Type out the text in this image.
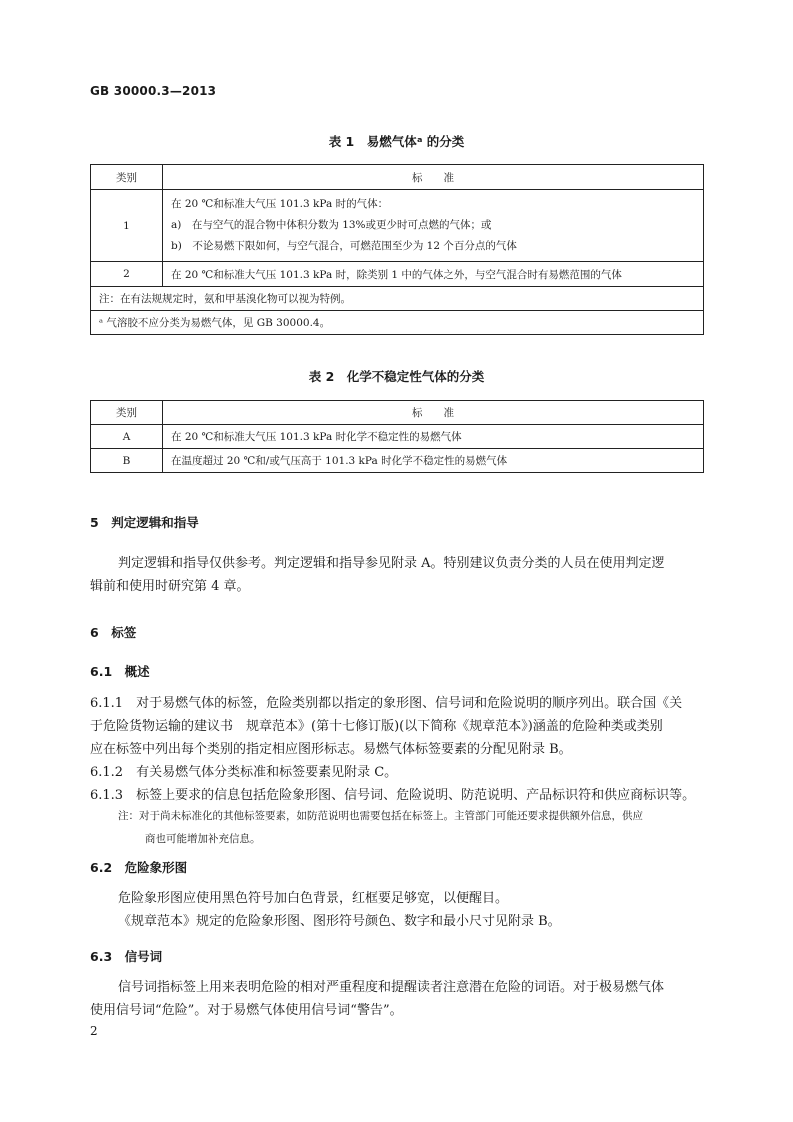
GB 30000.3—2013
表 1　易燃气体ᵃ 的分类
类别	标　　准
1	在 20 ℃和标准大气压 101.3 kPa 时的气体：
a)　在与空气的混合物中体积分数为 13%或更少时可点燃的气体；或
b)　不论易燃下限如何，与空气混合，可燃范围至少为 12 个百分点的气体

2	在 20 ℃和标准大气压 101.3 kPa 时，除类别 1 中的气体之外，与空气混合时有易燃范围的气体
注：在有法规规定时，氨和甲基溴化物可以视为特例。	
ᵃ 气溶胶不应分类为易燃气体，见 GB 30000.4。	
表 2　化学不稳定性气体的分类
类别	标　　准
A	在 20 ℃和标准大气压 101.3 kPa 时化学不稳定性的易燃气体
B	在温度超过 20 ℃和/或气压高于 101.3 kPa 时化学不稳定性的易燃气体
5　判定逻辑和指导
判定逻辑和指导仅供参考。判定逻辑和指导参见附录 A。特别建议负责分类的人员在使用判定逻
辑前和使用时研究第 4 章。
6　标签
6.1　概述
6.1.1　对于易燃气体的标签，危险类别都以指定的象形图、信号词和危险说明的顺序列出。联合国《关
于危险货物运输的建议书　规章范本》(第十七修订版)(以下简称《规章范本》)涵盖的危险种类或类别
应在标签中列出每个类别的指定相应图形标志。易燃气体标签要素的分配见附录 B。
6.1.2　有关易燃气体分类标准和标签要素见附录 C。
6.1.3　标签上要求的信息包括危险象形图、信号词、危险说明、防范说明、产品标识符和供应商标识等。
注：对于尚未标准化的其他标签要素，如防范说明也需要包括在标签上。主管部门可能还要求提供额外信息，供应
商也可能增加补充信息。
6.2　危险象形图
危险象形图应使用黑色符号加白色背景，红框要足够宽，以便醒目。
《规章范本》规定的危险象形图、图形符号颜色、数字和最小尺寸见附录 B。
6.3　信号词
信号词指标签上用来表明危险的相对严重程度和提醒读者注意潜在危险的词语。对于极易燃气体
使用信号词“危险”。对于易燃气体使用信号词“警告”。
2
==
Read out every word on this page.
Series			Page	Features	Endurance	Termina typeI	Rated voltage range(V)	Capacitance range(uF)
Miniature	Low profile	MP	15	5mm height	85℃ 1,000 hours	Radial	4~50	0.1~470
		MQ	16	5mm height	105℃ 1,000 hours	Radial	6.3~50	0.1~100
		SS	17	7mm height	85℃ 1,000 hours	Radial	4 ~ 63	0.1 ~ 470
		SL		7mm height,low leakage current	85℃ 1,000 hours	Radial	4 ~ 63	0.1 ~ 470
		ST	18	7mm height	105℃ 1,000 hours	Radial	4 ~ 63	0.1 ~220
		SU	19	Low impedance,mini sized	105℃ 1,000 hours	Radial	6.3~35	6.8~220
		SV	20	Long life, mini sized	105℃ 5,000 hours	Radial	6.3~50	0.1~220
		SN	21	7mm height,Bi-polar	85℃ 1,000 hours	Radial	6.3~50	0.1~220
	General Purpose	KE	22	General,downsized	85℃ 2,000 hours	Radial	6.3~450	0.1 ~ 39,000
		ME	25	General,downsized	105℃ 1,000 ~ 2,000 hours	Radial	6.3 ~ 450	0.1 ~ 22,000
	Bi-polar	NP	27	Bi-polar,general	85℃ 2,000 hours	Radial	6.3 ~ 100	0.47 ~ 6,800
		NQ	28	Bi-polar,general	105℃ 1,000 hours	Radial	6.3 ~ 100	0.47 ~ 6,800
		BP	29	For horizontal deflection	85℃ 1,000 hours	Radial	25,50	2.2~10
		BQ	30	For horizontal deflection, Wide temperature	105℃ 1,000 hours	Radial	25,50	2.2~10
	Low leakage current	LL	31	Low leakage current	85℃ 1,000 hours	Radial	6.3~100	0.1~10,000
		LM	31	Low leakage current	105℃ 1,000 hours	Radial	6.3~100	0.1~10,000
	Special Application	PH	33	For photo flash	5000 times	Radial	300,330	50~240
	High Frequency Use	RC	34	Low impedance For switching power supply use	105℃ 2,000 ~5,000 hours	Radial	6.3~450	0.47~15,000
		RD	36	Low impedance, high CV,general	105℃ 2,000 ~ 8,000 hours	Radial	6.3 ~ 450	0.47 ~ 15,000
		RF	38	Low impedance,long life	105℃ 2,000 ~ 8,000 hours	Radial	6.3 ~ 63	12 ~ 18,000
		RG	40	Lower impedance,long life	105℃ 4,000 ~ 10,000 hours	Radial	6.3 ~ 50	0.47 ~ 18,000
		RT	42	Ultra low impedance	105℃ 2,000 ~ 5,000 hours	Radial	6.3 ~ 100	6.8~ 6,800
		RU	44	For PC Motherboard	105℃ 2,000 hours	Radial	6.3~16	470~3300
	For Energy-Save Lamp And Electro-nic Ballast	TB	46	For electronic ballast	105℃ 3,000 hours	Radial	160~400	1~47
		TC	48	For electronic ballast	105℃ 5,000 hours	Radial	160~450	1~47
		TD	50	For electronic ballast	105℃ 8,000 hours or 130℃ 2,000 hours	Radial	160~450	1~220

-- TASK TO CARRY OUT --
Which lines include the word "downsized"? List them all.

-- COMPLETE OUTPUT --
	General Purpose	KE	22	General,downsized	85℃ 2,000 hours	Radial	6.3~450	0.1 ~ 39,000
		ME	25	General,downsized	105℃ 1,000 ~ 2,000 hours	Radial	6.3 ~ 450	0.1 ~ 22,000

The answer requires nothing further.